WRITTEN INSTRUCTION: Find each line in the following listing that has the string "which", then state the count and nothing else.

Dataset items:
··········

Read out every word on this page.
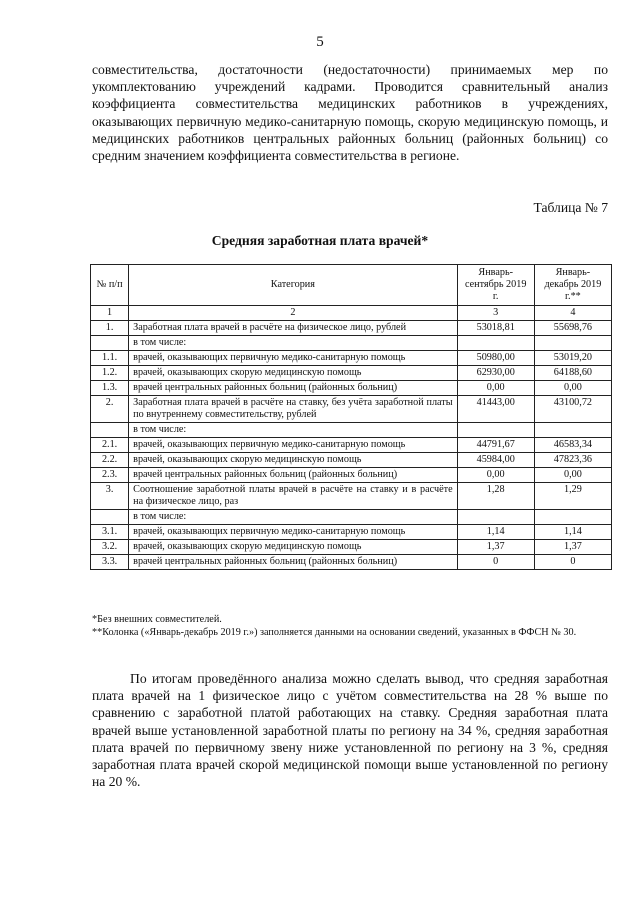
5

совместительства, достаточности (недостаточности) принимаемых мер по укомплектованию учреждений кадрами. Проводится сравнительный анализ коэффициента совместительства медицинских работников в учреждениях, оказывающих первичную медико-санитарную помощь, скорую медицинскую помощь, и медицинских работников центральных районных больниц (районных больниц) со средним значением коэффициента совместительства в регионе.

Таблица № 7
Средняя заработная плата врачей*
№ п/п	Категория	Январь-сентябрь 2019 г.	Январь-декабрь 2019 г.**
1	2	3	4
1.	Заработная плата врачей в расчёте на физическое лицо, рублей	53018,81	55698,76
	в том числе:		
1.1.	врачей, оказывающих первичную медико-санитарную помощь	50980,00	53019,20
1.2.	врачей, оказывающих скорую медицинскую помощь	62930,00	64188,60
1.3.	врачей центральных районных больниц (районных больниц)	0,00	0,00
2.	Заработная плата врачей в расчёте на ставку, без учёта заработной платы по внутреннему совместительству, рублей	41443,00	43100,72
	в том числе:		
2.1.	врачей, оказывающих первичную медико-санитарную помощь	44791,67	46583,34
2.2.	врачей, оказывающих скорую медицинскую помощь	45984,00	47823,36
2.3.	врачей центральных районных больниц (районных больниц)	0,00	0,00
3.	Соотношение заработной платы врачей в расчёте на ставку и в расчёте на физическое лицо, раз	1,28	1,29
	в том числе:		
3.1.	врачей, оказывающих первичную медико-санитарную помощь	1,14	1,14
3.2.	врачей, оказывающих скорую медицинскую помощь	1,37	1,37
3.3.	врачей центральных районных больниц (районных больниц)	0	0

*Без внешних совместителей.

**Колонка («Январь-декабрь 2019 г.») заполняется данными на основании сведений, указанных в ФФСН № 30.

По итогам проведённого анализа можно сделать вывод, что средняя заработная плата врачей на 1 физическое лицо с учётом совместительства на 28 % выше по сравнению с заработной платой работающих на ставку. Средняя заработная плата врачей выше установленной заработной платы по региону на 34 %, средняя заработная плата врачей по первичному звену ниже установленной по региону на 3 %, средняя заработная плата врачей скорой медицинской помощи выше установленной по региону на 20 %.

··········

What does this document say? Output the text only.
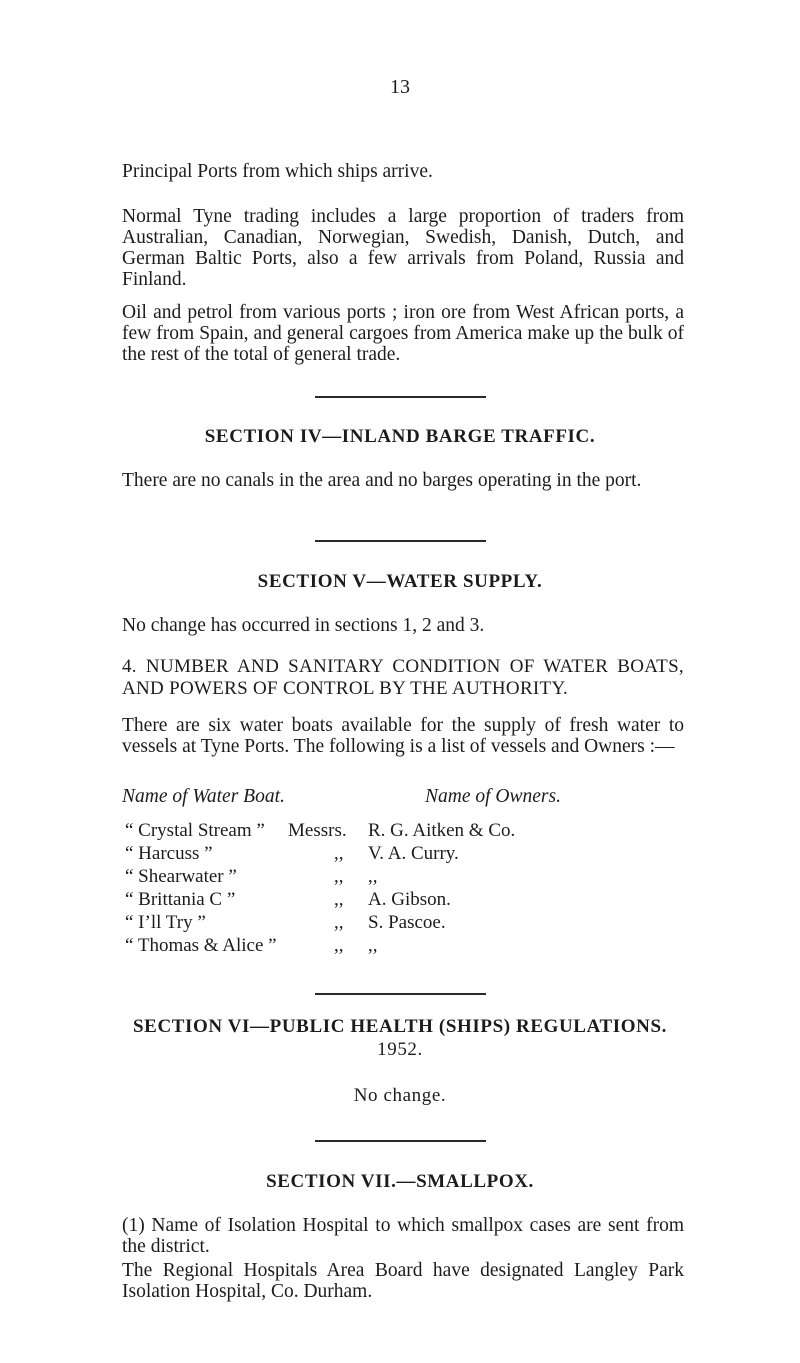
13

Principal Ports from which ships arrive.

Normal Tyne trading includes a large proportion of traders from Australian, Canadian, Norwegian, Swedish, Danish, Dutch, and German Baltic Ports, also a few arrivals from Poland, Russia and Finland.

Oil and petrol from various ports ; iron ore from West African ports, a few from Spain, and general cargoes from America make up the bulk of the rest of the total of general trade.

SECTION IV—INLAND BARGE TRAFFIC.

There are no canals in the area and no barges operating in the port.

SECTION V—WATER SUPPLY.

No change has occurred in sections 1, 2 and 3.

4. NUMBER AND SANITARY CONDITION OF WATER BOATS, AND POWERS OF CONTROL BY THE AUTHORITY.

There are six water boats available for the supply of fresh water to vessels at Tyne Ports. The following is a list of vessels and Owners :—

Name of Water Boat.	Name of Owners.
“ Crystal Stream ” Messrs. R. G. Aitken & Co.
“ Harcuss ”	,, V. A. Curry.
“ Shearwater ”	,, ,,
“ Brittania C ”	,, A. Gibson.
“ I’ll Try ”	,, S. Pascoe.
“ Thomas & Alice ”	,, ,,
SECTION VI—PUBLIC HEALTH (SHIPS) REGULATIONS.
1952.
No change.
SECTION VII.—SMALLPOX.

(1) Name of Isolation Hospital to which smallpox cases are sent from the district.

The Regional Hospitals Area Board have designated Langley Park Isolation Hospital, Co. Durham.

··········

RESULT OF THIS EXERCISE: 2